◆ OBJECTIVE
Pull out each line of the data that includes the word "Global".

◆ RECORDS TO USE
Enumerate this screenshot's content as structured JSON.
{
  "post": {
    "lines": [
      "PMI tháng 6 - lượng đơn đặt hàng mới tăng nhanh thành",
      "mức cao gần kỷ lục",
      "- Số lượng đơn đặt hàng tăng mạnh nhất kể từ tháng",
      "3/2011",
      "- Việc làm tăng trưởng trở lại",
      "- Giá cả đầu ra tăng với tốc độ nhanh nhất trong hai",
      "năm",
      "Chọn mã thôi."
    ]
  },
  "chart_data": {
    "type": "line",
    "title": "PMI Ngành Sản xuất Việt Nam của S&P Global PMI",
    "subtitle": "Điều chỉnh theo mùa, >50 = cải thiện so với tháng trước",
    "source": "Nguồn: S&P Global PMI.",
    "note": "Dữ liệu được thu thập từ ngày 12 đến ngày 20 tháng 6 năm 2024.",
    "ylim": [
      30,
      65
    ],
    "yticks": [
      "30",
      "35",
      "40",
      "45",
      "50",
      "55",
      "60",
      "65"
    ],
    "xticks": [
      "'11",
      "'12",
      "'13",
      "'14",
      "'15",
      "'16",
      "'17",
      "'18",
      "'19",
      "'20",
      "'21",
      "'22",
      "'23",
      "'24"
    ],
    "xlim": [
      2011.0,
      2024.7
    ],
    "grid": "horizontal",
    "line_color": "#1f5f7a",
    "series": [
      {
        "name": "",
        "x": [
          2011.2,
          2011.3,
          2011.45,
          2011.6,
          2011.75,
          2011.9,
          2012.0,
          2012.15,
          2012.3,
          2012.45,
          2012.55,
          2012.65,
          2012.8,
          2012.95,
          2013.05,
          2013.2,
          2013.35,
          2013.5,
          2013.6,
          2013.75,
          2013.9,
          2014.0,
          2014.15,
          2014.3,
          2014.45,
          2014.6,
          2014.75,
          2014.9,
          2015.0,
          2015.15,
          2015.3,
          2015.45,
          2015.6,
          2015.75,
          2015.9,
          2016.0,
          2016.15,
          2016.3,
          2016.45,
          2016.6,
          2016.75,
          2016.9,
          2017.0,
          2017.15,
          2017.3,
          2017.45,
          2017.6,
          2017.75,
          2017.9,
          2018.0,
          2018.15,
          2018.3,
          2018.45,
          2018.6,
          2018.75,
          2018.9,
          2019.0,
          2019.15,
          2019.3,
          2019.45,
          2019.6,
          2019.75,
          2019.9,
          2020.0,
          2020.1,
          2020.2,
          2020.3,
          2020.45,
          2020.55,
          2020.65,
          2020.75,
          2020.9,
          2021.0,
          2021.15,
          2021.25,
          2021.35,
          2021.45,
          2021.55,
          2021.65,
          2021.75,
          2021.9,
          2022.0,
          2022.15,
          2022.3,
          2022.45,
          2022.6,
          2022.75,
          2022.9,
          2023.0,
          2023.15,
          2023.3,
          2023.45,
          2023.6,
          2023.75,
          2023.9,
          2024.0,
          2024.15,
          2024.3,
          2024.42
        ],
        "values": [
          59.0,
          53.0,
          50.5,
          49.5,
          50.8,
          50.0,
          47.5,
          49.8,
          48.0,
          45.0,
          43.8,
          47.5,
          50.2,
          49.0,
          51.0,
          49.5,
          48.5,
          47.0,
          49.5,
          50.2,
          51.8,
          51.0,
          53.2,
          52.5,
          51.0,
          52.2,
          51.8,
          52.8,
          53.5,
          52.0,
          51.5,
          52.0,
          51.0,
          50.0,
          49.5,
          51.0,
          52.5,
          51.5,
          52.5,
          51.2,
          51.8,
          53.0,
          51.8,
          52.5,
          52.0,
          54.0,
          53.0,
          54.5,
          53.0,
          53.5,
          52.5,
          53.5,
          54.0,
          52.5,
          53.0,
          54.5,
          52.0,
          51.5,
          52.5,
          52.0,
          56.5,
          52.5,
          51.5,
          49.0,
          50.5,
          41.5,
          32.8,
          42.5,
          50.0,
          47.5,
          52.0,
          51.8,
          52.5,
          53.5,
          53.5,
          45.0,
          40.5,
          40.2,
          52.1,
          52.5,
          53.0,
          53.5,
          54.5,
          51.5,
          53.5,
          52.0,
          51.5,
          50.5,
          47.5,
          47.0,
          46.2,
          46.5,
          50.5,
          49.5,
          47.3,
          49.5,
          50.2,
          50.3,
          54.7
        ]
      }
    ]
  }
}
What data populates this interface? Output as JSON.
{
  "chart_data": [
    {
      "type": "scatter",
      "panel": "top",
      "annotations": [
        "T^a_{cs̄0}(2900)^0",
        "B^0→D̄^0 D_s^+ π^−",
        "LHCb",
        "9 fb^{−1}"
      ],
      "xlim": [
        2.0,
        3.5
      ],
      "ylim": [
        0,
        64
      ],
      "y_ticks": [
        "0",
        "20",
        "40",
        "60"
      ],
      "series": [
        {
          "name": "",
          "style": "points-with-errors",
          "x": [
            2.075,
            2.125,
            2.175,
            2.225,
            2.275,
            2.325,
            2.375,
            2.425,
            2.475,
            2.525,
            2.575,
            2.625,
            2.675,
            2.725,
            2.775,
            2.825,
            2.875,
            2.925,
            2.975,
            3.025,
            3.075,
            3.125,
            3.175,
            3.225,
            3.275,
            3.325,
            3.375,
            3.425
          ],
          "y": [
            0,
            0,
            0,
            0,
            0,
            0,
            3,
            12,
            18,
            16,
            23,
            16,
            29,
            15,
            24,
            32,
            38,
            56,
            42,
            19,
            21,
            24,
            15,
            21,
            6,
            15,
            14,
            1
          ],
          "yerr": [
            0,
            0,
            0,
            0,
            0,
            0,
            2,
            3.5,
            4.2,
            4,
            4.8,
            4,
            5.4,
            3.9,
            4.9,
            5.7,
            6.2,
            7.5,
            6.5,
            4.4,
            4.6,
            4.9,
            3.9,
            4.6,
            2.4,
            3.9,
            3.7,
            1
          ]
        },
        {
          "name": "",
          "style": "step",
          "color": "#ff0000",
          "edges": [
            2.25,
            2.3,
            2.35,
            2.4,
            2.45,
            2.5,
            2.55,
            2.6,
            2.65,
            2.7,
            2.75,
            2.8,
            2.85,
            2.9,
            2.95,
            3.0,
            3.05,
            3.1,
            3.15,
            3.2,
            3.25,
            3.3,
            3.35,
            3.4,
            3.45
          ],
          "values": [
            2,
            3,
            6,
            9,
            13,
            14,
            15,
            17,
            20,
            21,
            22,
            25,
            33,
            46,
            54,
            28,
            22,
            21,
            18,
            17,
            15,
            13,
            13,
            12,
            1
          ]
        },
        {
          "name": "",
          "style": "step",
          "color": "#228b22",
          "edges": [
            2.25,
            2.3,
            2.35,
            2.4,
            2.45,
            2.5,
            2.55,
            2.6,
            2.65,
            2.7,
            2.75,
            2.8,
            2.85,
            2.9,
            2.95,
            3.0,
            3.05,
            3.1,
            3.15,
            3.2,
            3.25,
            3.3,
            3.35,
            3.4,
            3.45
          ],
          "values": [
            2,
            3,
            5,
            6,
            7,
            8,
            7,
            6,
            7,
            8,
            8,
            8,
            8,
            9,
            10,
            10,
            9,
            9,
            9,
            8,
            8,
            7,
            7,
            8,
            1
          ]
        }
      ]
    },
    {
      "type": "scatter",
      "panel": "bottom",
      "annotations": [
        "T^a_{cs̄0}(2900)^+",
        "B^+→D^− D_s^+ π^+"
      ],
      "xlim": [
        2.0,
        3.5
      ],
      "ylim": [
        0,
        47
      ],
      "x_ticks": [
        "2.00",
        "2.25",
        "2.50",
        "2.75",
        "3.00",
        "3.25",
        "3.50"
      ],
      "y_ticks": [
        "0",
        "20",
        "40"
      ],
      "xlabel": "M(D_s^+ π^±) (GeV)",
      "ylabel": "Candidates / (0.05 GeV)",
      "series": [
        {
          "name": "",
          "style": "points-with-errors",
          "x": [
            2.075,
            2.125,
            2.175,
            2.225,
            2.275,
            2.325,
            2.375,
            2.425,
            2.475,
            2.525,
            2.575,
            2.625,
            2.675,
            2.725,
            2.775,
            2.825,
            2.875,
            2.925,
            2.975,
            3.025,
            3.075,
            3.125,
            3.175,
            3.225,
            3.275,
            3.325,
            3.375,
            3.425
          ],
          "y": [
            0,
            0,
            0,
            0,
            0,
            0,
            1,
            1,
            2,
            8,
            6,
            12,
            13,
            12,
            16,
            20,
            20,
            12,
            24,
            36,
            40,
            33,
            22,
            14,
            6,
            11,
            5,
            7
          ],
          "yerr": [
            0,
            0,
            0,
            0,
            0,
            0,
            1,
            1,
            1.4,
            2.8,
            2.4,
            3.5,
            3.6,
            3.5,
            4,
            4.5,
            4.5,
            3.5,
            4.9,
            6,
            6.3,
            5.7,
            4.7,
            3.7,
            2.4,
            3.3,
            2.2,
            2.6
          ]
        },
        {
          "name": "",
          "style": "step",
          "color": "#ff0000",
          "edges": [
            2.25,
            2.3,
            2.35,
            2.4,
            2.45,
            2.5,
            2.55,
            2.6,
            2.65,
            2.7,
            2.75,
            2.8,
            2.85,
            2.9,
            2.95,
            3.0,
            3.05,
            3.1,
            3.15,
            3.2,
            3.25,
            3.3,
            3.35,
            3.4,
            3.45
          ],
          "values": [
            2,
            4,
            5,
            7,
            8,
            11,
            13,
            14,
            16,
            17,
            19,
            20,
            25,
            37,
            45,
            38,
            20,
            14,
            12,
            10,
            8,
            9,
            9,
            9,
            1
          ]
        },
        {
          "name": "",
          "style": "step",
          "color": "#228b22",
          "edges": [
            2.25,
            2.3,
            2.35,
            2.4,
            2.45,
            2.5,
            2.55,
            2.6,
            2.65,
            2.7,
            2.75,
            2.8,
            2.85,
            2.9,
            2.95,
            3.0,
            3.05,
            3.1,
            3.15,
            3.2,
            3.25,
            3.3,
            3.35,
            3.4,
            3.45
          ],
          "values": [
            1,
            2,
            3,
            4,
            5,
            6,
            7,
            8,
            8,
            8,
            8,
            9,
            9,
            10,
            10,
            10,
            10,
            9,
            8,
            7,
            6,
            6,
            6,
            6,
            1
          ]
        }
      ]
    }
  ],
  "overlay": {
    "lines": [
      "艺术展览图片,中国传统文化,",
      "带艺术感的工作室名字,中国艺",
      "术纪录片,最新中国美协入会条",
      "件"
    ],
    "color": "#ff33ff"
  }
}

◆ RESPONSE TO THIS EXERCISE
    "title": "PMI Ngành Sản xuất Việt Nam của S&P Global PMI",
    "source": "Nguồn: S&P Global PMI.",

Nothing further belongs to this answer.